◆ Task details ◆
Count every line that has the word "unit" in it; give no more than the number.

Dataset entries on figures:
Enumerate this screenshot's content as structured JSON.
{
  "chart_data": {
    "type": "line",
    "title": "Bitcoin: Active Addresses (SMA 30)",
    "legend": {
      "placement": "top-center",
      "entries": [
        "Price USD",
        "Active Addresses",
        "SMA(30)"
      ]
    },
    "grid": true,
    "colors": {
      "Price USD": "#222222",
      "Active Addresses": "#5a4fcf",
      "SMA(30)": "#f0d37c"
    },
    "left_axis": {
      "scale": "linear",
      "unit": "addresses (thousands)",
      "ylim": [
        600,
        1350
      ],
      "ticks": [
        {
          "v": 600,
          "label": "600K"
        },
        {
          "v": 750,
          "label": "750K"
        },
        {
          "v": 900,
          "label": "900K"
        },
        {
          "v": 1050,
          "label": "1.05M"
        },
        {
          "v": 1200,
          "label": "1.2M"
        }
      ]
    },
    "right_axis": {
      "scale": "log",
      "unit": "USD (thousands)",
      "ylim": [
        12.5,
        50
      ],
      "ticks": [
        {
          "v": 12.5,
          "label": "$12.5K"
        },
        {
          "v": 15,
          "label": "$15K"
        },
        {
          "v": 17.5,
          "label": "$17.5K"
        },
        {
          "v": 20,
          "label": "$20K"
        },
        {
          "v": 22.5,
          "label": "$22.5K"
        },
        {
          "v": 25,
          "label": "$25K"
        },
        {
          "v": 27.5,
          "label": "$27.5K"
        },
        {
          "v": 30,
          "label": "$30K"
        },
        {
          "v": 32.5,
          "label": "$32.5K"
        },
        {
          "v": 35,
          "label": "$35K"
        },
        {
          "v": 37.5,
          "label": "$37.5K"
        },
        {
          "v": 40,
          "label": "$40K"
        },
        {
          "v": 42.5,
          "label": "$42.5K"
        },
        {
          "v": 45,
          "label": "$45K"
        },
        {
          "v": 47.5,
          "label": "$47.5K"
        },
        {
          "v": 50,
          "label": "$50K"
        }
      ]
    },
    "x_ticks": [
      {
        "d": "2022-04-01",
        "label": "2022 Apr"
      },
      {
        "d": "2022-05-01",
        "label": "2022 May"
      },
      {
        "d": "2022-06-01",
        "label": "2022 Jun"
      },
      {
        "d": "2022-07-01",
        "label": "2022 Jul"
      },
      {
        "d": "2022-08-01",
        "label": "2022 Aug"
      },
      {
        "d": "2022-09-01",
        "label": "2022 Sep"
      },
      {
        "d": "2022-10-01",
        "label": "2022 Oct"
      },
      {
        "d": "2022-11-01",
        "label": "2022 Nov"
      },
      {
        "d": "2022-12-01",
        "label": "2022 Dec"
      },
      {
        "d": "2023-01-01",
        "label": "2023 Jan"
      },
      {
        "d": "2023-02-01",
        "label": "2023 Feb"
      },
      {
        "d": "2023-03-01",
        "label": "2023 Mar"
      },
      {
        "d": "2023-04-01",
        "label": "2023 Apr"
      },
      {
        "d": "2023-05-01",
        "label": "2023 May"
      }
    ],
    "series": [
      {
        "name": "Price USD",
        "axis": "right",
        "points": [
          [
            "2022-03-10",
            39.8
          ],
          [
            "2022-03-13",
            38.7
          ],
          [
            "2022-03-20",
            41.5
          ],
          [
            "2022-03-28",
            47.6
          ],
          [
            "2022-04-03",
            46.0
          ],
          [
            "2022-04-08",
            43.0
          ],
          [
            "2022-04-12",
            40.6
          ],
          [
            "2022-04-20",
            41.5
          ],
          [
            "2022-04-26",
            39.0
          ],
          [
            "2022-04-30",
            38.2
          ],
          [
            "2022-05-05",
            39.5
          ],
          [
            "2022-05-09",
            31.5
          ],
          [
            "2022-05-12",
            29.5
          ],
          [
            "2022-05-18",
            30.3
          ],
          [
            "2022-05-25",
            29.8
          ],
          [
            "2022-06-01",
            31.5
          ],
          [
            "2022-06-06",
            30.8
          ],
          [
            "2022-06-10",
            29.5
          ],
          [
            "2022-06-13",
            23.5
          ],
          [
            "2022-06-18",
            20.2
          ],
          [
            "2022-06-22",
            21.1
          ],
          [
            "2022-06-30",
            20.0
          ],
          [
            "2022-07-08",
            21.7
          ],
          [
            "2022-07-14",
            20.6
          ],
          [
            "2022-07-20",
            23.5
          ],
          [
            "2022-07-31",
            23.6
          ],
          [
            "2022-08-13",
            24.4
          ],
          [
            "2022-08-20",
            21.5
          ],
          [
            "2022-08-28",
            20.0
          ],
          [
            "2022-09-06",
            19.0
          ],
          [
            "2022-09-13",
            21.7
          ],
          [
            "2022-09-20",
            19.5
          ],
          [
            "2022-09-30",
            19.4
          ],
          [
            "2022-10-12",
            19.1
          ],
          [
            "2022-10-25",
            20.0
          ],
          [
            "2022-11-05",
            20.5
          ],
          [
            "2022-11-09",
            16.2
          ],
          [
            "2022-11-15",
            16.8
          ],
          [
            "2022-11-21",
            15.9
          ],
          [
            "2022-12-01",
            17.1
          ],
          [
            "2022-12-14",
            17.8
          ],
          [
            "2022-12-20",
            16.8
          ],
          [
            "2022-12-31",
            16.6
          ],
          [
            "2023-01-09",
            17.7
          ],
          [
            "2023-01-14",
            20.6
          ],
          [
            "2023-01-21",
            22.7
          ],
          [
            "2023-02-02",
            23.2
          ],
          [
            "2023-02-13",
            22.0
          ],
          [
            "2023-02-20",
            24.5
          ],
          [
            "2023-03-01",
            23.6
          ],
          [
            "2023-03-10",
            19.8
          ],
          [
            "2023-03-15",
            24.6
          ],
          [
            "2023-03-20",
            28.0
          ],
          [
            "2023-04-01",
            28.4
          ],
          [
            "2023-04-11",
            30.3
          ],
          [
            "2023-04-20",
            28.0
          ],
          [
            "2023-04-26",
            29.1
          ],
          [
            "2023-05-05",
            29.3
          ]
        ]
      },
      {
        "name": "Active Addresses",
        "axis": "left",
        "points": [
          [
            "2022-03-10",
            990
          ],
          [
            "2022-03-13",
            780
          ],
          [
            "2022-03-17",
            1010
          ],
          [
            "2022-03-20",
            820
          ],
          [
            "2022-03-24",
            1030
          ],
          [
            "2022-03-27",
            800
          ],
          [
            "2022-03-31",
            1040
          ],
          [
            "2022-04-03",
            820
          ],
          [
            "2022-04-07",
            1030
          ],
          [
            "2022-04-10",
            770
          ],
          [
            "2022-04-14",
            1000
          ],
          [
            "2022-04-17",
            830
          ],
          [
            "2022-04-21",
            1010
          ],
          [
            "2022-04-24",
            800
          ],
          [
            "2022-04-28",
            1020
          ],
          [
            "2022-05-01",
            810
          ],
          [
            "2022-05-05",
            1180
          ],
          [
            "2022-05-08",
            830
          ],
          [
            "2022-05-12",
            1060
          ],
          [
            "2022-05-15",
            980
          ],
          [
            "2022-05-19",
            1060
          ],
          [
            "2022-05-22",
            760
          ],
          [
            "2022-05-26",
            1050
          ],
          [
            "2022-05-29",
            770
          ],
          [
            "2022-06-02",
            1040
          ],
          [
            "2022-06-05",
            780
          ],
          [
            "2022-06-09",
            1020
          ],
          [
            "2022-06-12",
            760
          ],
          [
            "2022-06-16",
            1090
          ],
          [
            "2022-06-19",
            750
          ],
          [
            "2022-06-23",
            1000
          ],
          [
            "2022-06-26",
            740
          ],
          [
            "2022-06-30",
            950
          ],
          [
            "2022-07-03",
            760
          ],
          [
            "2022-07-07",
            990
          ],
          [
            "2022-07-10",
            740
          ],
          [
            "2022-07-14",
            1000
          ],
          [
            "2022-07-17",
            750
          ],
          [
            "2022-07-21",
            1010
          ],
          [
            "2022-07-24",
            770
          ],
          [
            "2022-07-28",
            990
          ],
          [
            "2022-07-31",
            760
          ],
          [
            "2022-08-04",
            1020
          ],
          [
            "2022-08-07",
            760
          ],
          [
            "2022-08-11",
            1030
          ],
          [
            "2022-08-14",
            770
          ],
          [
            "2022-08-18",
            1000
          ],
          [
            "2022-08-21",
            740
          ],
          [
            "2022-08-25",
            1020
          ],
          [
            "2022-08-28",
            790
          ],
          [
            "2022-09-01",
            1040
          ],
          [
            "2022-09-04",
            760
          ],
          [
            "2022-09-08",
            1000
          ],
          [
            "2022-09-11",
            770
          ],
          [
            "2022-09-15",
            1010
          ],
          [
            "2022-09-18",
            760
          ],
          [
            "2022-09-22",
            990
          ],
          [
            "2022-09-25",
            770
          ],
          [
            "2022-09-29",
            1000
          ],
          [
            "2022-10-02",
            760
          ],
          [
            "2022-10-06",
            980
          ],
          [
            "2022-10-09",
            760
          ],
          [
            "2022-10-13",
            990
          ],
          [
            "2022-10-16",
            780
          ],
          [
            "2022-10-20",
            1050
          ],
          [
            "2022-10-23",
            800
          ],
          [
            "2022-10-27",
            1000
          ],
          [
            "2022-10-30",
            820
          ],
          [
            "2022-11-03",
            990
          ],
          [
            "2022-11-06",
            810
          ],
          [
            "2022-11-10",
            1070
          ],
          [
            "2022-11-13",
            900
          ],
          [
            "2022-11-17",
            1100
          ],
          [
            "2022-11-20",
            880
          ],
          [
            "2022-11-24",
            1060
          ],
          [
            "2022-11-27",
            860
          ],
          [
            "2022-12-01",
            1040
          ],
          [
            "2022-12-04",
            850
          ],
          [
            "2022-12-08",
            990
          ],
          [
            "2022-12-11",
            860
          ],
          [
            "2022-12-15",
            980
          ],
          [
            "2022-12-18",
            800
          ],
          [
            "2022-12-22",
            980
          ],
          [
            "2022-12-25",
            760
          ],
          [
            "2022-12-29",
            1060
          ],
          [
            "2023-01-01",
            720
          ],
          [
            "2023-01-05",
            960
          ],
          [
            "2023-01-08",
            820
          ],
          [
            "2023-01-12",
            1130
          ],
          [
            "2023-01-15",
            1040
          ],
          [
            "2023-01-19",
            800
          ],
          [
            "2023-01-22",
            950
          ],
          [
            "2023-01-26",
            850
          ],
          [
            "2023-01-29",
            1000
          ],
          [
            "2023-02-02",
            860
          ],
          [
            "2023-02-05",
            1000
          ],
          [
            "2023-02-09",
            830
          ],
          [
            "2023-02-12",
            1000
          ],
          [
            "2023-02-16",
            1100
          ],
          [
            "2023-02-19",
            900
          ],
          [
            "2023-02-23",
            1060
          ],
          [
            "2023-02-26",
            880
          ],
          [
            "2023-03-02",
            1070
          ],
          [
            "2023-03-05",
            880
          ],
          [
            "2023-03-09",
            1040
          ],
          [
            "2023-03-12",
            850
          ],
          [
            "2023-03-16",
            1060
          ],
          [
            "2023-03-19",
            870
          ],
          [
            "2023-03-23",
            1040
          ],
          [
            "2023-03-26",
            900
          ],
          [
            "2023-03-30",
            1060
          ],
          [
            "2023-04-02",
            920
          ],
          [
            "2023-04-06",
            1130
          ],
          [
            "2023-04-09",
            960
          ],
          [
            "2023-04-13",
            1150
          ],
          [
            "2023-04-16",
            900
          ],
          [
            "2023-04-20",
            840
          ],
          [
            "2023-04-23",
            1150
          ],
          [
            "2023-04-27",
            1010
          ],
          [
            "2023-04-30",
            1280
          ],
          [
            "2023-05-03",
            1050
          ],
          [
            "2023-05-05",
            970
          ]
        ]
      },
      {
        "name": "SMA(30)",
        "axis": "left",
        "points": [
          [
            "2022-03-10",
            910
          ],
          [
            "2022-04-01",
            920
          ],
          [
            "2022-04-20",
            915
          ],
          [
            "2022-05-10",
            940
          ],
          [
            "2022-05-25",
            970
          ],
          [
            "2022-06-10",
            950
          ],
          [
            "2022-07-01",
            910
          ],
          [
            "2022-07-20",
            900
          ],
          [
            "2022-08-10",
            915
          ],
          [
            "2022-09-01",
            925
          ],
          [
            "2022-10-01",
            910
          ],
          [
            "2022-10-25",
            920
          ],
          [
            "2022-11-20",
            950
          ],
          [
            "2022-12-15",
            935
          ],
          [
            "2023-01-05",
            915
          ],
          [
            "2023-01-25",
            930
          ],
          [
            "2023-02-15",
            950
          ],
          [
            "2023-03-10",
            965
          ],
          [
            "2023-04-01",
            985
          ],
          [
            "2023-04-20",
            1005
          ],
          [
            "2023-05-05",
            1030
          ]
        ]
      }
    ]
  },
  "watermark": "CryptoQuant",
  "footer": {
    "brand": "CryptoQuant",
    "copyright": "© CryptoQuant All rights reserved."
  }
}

◆ Answer below ◆
2